• [Description of the task]:
Sort through the data and copy the lines holding the word "title".

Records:
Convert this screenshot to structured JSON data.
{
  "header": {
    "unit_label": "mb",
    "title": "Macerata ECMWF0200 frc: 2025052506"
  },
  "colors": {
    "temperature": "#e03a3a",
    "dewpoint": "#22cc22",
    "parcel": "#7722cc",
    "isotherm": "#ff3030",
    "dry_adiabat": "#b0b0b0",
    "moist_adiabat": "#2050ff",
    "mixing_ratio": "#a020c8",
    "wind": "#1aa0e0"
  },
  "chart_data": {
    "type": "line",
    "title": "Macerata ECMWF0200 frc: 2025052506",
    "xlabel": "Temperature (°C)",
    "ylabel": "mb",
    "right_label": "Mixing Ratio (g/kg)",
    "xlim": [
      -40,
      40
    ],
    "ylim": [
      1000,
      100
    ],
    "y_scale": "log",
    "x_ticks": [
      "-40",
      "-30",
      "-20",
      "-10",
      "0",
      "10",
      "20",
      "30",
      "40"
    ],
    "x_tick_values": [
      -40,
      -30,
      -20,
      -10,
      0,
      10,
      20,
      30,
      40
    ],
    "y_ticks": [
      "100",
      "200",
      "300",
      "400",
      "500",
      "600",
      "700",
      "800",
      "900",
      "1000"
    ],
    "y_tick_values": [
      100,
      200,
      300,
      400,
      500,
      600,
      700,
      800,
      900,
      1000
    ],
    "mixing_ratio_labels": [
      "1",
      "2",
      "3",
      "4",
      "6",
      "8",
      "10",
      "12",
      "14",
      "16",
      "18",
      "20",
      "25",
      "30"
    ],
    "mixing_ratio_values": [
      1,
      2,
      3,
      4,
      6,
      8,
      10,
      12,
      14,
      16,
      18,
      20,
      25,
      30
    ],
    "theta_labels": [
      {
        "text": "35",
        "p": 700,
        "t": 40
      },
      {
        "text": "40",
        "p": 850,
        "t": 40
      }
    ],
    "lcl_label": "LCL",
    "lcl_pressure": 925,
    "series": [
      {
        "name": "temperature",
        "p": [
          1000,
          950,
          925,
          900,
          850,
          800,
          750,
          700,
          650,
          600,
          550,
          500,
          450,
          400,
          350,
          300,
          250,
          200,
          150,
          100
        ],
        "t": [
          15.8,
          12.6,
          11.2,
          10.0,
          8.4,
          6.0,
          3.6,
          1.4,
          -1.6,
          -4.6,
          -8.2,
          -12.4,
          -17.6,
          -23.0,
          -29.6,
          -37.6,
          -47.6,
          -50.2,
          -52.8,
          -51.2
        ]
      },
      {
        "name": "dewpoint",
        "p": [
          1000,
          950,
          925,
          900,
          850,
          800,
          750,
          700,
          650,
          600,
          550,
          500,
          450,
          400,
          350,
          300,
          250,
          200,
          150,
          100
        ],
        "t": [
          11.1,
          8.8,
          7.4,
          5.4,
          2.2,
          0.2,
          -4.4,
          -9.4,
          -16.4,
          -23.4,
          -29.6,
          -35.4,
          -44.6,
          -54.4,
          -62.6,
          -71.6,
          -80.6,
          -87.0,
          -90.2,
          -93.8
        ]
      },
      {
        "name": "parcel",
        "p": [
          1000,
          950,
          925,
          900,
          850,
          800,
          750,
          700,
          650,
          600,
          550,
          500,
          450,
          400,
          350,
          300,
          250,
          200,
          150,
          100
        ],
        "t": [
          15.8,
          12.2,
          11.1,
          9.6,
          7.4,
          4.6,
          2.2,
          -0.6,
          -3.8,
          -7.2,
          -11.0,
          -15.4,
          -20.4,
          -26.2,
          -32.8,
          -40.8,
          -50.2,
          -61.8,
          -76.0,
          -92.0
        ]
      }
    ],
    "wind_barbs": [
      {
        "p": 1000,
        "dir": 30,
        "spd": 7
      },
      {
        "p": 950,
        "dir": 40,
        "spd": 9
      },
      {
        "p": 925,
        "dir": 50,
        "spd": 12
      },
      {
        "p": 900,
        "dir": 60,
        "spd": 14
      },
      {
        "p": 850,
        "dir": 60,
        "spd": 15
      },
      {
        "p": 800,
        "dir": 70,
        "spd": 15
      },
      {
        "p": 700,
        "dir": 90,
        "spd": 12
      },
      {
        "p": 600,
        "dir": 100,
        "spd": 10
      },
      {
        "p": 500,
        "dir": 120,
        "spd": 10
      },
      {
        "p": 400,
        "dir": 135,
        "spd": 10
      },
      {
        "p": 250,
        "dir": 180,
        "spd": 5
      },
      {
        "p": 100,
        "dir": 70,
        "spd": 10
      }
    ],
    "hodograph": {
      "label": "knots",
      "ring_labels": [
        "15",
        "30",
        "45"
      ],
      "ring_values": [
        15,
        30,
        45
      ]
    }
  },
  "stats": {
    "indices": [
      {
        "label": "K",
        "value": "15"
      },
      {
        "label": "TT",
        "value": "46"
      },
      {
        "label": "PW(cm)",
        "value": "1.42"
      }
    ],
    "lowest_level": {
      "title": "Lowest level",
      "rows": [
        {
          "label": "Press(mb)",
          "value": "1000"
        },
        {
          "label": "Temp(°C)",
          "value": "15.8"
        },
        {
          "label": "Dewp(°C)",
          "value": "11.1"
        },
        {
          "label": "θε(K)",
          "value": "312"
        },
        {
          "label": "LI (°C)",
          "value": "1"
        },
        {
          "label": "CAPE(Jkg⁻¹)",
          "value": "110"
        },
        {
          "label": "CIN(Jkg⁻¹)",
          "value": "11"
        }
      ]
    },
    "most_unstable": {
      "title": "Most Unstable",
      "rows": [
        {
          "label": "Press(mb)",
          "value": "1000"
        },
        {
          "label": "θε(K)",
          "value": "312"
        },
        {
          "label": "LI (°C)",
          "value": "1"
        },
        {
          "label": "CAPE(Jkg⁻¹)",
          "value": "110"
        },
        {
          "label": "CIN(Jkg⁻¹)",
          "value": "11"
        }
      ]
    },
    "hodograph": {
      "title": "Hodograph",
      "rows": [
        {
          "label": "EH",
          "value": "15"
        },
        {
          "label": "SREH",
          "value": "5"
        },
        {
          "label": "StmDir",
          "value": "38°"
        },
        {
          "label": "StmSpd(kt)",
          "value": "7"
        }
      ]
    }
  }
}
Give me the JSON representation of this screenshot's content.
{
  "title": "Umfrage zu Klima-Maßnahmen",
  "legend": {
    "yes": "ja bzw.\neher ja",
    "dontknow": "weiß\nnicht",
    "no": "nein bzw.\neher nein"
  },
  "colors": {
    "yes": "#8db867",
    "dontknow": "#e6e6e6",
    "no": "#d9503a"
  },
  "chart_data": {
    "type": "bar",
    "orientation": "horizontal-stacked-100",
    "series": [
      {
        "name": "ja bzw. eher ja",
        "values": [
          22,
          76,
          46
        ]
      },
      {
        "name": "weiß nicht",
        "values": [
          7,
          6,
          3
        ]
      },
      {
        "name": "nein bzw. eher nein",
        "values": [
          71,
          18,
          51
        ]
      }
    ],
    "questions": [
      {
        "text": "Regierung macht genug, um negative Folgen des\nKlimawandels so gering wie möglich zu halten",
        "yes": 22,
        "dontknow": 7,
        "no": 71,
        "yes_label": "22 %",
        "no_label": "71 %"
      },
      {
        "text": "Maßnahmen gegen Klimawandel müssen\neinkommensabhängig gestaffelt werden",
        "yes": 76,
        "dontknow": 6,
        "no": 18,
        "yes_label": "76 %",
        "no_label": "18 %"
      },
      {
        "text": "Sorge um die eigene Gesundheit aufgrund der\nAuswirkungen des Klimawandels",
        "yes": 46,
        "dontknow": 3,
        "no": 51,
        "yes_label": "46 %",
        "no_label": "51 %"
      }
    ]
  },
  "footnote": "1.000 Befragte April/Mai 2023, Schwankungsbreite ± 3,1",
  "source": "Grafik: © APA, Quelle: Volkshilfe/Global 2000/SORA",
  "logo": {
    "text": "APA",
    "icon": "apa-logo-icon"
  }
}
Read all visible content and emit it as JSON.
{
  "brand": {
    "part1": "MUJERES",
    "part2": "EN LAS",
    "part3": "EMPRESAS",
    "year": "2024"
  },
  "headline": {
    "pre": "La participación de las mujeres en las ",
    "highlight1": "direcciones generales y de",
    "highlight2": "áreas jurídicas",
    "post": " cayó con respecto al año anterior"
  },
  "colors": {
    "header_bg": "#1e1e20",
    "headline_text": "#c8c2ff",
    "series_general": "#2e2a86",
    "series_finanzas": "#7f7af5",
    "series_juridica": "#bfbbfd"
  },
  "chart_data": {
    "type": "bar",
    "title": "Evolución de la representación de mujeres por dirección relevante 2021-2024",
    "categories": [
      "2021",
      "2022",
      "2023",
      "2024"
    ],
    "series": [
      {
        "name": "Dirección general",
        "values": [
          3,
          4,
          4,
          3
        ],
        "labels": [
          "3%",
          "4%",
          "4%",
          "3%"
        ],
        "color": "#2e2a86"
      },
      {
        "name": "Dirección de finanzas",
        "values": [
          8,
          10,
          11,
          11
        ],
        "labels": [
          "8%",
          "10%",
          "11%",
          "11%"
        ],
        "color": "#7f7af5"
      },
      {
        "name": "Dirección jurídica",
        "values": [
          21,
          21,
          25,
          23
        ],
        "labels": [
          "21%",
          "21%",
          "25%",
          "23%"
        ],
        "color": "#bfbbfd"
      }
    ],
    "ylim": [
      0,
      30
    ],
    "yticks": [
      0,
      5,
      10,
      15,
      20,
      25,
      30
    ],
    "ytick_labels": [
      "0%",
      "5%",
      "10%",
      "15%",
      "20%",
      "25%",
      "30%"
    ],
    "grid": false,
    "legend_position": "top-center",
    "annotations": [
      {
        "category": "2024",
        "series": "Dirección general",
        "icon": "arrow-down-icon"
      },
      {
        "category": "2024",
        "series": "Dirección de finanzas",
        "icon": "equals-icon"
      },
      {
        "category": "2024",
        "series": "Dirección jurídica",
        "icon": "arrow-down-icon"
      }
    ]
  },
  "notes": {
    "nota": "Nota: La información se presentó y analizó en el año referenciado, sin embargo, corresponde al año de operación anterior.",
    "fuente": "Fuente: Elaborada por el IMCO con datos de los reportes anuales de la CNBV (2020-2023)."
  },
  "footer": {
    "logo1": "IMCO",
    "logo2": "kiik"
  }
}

• [Answer to the problem]:
    "title": "Macerata ECMWF0200 frc: 2025052506"
    "title": "Macerata ECMWF0200 frc: 2025052506",
      "title": "Lowest level",
      "title": "Most Unstable",
      "title": "Hodograph",
  "title": "Umfrage zu Klima-Maßnahmen",
    "title": "Evolución de la representación de mujeres por dirección relevante 2021-2024",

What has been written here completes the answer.